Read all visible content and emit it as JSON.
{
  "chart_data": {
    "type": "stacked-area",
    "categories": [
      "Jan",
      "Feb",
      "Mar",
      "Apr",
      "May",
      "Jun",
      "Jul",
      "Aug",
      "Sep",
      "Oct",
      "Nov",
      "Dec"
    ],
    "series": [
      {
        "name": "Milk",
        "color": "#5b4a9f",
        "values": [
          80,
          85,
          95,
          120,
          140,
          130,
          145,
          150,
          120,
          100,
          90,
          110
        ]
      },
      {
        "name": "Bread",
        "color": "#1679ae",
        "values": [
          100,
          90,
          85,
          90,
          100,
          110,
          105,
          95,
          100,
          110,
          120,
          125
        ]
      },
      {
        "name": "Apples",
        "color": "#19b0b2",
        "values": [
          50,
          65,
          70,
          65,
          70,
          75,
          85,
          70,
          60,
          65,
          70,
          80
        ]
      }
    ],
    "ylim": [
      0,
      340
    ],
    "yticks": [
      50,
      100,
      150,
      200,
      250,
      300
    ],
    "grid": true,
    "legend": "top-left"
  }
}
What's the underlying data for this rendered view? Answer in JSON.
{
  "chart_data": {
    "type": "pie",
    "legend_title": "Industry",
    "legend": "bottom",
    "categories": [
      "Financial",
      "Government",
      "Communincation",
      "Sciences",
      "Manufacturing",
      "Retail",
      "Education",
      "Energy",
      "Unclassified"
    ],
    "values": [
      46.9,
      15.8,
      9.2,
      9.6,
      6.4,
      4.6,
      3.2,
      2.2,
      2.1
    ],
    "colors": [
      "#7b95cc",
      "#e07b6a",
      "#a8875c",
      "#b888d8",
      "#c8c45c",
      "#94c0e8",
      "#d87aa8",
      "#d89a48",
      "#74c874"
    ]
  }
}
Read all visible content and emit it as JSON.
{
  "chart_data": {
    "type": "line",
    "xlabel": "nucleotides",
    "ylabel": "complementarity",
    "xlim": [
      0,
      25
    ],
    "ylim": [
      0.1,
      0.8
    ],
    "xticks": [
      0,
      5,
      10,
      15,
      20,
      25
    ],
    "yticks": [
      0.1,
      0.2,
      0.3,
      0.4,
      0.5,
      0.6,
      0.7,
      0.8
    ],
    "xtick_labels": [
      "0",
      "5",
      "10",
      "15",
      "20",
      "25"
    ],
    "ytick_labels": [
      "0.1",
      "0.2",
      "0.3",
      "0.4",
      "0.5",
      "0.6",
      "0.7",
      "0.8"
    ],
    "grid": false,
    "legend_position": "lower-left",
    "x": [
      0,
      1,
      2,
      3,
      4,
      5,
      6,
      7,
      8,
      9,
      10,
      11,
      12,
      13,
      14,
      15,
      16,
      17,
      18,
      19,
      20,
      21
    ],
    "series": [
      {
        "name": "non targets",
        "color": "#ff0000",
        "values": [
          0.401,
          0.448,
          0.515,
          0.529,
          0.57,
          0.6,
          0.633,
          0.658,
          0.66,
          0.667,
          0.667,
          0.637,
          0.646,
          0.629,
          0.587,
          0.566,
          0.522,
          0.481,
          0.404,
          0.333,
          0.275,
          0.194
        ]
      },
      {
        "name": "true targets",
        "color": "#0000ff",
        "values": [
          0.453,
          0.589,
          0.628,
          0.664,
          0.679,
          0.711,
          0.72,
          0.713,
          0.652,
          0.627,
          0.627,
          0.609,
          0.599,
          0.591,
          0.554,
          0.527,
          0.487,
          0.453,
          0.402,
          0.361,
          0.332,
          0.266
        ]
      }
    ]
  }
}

• • • •

SET EXERCISE
Please repeat the listing above in full and exactly.

EXERCISE SOLUTION
Read all visible content and emit it as JSON.
{
  "chart_data": {
    "type": "stacked-area",
    "categories": [
      "Jan",
      "Feb",
      "Mar",
      "Apr",
      "May",
      "Jun",
      "Jul",
      "Aug",
      "Sep",
      "Oct",
      "Nov",
      "Dec"
    ],
    "series": [
      {
        "name": "Milk",
        "color": "#5b4a9f",
        "values": [
          80,
          85,
          95,
          120,
          140,
          130,
          145,
          150,
          120,
          100,
          90,
          110
        ]
      },
      {
        "name": "Bread",
        "color": "#1679ae",
        "values": [
          100,
          90,
          85,
          90,
          100,
          110,
          105,
          95,
          100,
          110,
          120,
          125
        ]
      },
      {
        "name": "Apples",
        "color": "#19b0b2",
        "values": [
          50,
          65,
          70,
          65,
          70,
          75,
          85,
          70,
          60,
          65,
          70,
          80
        ]
      }
    ],
    "ylim": [
      0,
      340
    ],
    "yticks": [
      50,
      100,
      150,
      200,
      250,
      300
    ],
    "grid": true,
    "legend": "top-left"
  }
}
What's the underlying data for this rendered view? Answer in JSON.
{
  "chart_data": {
    "type": "pie",
    "legend_title": "Industry",
    "legend": "bottom",
    "categories": [
      "Financial",
      "Government",
      "Communincation",
      "Sciences",
      "Manufacturing",
      "Retail",
      "Education",
      "Energy",
      "Unclassified"
    ],
    "values": [
      46.9,
      15.8,
      9.2,
      9.6,
      6.4,
      4.6,
      3.2,
      2.2,
      2.1
    ],
    "colors": [
      "#7b95cc",
      "#e07b6a",
      "#a8875c",
      "#b888d8",
      "#c8c45c",
      "#94c0e8",
      "#d87aa8",
      "#d89a48",
      "#74c874"
    ]
  }
}
Read all visible content and emit it as JSON.
{
  "chart_data": {
    "type": "line",
    "xlabel": "nucleotides",
    "ylabel": "complementarity",
    "xlim": [
      0,
      25
    ],
    "ylim": [
      0.1,
      0.8
    ],
    "xticks": [
      0,
      5,
      10,
      15,
      20,
      25
    ],
    "yticks": [
      0.1,
      0.2,
      0.3,
      0.4,
      0.5,
      0.6,
      0.7,
      0.8
    ],
    "xtick_labels": [
      "0",
      "5",
      "10",
      "15",
      "20",
      "25"
    ],
    "ytick_labels": [
      "0.1",
      "0.2",
      "0.3",
      "0.4",
      "0.5",
      "0.6",
      "0.7",
      "0.8"
    ],
    "grid": false,
    "legend_position": "lower-left",
    "x": [
      0,
      1,
      2,
      3,
      4,
      5,
      6,
      7,
      8,
      9,
      10,
      11,
      12,
      13,
      14,
      15,
      16,
      17,
      18,
      19,
      20,
      21
    ],
    "series": [
      {
        "name": "non targets",
        "color": "#ff0000",
        "values": [
          0.401,
          0.448,
          0.515,
          0.529,
          0.57,
          0.6,
          0.633,
          0.658,
          0.66,
          0.667,
          0.667,
          0.637,
          0.646,
          0.629,
          0.587,
          0.566,
          0.522,
          0.481,
          0.404,
          0.333,
          0.275,
          0.194
        ]
      },
      {
        "name": "true targets",
        "color": "#0000ff",
        "values": [
          0.453,
          0.589,
          0.628,
          0.664,
          0.679,
          0.711,
          0.72,
          0.713,
          0.652,
          0.627,
          0.627,
          0.609,
          0.599,
          0.591,
          0.554,
          0.527,
          0.487,
          0.453,
          0.402,
          0.361,
          0.332,
          0.266
        ]
      }
    ]
  }
}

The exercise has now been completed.